Task directions:
Gather from the listing below each line that includes the word "subdivision", and copy it.

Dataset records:

────────

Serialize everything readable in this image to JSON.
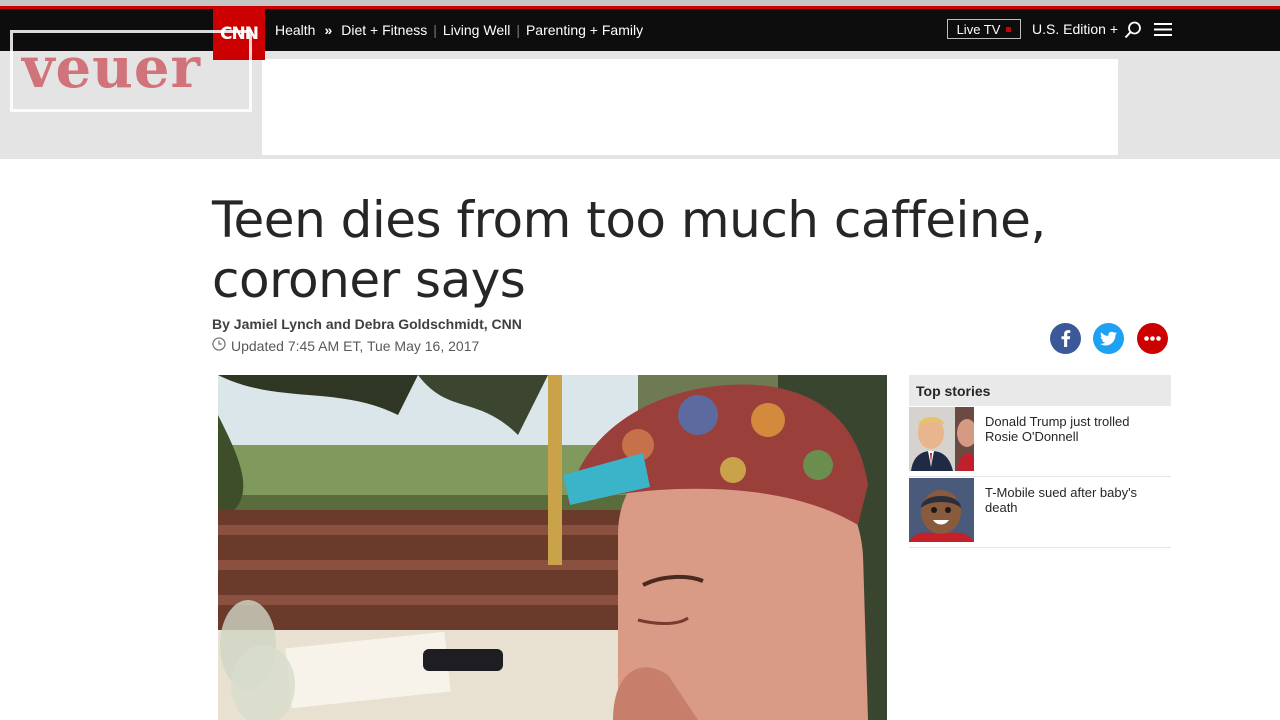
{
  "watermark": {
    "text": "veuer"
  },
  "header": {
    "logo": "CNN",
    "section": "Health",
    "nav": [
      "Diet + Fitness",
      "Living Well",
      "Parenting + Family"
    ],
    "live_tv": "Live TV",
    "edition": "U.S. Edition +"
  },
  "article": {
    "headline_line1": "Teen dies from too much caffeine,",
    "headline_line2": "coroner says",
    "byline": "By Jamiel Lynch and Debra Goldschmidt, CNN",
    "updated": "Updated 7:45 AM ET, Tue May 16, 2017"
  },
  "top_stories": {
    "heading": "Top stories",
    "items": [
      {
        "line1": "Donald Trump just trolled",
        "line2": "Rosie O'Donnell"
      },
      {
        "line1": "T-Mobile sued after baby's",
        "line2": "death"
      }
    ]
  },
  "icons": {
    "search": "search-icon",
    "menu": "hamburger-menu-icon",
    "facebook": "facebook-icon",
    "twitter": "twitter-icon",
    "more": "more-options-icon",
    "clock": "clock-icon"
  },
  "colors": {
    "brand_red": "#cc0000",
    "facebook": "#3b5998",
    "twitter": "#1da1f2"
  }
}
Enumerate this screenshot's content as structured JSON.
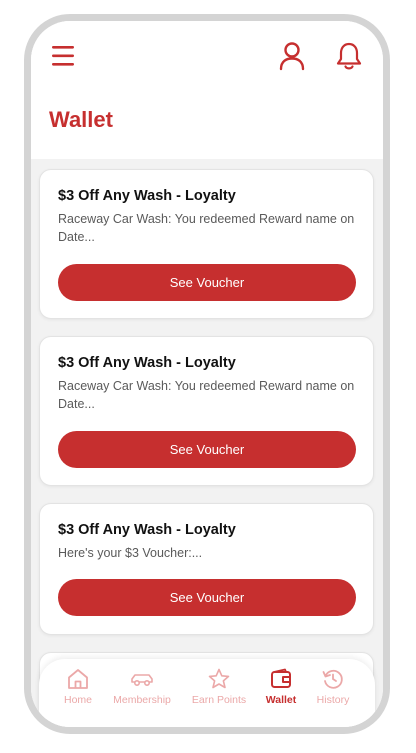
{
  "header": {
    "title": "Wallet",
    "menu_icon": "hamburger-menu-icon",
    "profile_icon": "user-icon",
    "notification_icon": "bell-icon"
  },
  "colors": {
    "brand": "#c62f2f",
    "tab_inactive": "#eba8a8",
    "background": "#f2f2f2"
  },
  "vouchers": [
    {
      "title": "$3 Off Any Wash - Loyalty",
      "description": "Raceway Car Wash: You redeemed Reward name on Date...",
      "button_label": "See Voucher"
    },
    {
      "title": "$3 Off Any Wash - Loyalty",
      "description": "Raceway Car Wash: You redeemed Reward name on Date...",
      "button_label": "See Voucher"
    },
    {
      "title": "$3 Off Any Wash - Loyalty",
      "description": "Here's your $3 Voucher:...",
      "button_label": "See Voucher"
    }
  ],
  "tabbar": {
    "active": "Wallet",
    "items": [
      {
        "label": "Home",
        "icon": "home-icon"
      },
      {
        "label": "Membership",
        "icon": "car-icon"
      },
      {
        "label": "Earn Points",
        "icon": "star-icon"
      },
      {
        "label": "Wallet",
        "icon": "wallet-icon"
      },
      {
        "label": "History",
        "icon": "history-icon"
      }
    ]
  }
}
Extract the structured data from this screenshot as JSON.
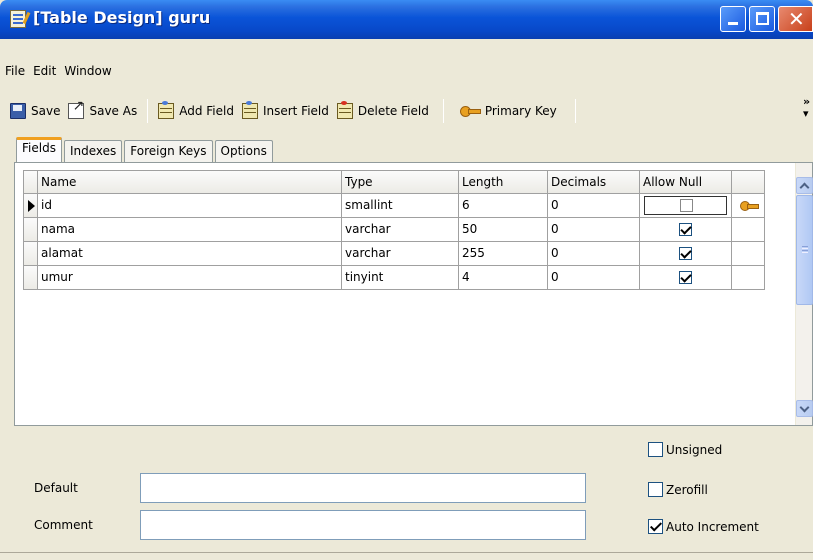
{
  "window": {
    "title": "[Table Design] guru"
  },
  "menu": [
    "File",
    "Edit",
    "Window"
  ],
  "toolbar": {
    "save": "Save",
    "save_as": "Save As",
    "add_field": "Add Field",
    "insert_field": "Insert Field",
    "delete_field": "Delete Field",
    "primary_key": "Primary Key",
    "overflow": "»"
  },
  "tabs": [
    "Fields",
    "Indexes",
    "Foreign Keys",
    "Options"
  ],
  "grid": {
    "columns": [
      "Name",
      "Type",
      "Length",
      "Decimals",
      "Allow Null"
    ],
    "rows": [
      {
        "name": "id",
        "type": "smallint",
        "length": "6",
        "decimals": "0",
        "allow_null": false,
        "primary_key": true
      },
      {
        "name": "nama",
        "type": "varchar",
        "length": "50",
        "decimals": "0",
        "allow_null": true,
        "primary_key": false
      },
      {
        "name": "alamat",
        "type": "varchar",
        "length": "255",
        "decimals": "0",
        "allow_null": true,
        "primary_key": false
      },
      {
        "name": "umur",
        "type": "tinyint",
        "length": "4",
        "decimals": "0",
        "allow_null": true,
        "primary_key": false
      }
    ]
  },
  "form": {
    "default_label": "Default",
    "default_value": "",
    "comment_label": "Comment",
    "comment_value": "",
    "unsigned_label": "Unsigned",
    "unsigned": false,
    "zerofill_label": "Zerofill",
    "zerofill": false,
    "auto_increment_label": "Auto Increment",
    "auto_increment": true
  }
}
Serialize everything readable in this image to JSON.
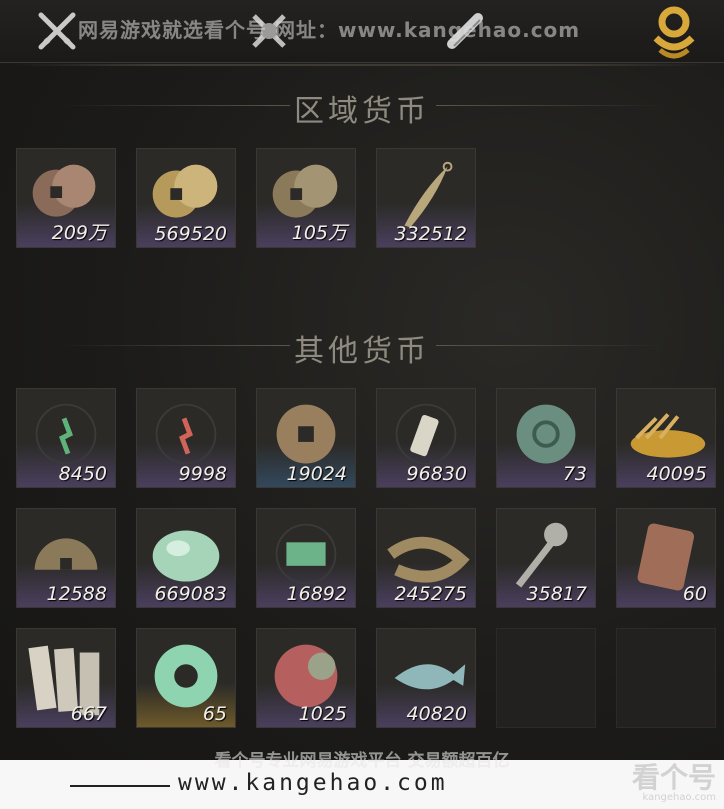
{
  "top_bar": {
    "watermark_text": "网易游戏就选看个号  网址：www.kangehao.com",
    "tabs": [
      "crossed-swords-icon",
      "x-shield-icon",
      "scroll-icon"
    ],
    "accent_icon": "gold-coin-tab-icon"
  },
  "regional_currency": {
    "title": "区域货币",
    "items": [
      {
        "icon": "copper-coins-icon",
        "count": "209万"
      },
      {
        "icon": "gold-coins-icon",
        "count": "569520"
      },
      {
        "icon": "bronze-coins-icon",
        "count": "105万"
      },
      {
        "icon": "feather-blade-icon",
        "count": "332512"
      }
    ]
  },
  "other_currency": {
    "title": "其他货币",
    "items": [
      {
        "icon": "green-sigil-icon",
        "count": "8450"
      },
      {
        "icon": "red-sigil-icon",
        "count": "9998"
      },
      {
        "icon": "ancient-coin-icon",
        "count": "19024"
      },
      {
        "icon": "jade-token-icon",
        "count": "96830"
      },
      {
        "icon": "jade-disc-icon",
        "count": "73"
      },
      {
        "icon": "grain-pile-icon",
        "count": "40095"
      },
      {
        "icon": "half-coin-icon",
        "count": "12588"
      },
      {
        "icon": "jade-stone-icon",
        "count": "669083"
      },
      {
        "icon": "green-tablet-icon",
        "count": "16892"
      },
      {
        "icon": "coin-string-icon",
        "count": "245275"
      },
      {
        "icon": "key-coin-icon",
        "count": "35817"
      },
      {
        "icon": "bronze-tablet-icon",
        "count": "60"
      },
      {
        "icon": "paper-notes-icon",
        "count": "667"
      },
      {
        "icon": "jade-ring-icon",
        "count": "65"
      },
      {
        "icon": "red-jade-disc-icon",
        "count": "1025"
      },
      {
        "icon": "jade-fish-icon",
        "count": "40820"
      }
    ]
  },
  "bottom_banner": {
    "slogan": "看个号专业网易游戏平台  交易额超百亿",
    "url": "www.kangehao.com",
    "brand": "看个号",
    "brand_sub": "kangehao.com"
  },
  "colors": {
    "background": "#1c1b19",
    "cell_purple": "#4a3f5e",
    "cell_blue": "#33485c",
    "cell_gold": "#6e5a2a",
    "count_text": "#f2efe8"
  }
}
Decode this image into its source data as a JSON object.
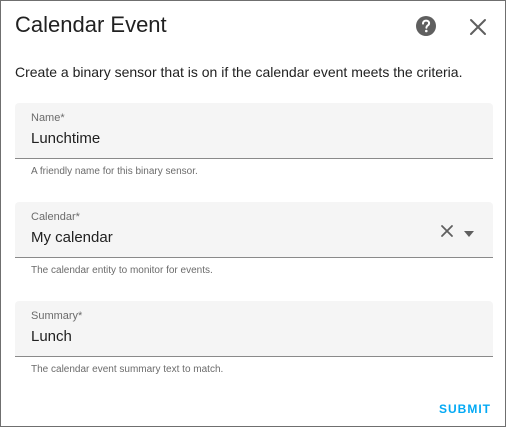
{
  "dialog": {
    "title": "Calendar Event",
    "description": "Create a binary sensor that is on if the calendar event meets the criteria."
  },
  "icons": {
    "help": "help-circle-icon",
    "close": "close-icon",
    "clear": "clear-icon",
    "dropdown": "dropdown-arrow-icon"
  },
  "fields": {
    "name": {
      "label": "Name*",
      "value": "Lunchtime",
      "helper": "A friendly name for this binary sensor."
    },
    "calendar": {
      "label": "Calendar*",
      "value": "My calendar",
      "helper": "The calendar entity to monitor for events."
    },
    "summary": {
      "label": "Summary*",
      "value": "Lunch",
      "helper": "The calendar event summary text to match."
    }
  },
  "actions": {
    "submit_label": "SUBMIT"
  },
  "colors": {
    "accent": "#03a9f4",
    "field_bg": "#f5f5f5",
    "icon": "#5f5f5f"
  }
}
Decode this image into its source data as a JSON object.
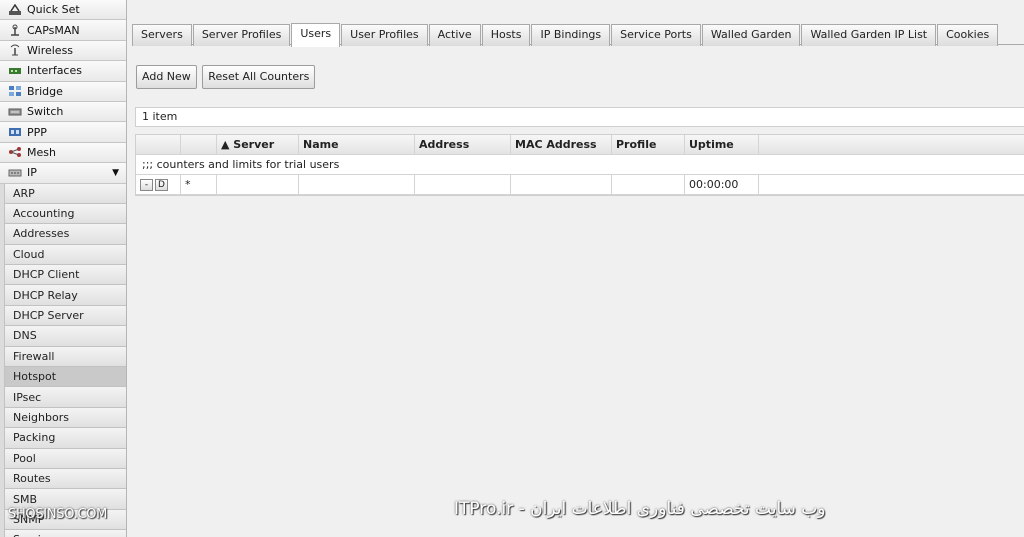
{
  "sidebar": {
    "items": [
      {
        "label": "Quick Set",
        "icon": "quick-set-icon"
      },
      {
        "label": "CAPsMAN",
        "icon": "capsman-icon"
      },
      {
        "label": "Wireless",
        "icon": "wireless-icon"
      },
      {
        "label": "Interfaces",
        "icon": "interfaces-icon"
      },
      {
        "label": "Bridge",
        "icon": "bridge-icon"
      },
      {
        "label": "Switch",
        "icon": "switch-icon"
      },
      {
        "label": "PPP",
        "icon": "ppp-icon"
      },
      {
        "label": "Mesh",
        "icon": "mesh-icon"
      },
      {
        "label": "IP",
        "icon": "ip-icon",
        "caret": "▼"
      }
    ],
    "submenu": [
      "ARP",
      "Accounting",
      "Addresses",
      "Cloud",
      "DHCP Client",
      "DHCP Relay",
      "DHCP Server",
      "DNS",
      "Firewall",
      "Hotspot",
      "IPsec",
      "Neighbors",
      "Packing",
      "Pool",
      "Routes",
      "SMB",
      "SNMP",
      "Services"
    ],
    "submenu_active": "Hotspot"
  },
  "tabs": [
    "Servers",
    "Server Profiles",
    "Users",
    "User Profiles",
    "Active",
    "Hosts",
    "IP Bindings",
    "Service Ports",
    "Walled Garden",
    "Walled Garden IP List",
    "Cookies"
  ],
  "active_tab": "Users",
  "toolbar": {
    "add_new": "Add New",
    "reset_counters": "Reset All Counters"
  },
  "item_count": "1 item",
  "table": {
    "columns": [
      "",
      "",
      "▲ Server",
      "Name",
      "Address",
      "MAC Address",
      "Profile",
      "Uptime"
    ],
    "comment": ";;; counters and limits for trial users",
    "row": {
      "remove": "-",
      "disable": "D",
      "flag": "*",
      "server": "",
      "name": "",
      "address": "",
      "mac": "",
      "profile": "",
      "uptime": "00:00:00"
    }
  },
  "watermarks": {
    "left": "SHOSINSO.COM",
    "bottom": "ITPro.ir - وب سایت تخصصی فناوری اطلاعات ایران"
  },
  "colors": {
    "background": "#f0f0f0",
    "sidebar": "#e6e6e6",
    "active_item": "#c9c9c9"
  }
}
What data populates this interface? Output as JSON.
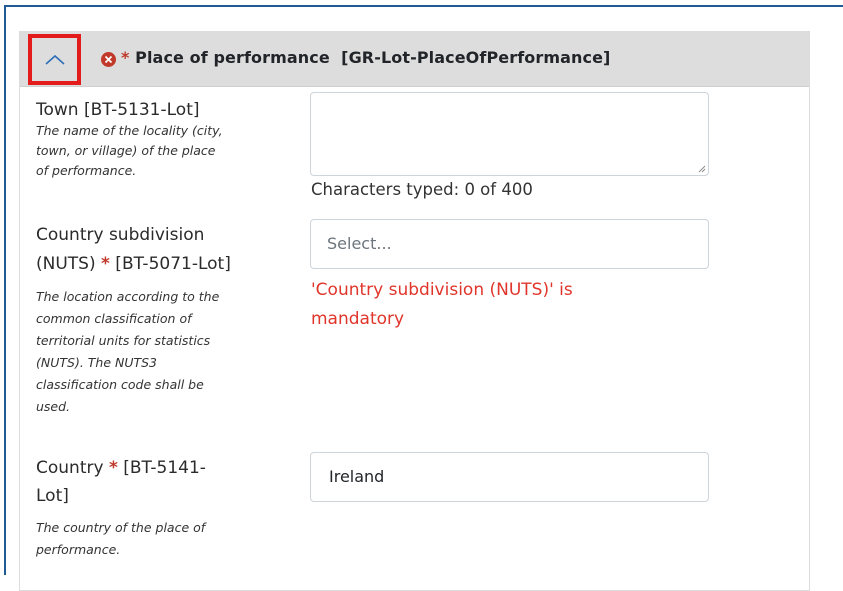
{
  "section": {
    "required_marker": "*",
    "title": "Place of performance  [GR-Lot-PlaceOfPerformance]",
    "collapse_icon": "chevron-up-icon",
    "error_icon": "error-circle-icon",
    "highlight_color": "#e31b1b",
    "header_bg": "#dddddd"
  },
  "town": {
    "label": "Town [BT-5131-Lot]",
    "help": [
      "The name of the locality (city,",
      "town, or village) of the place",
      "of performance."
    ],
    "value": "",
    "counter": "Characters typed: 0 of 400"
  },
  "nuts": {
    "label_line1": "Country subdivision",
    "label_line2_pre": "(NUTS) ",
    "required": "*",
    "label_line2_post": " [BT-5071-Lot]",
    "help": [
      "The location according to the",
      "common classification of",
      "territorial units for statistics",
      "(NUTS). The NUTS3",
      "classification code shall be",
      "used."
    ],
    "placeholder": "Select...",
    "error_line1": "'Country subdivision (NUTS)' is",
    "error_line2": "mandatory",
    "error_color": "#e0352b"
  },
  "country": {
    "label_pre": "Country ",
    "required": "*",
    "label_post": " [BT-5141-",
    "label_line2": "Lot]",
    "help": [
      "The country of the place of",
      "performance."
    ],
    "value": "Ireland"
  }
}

────────

Output for this task:
    "label_line1": "Country subdivision",
    "error_line1": "'Country subdivision (NUTS)' is",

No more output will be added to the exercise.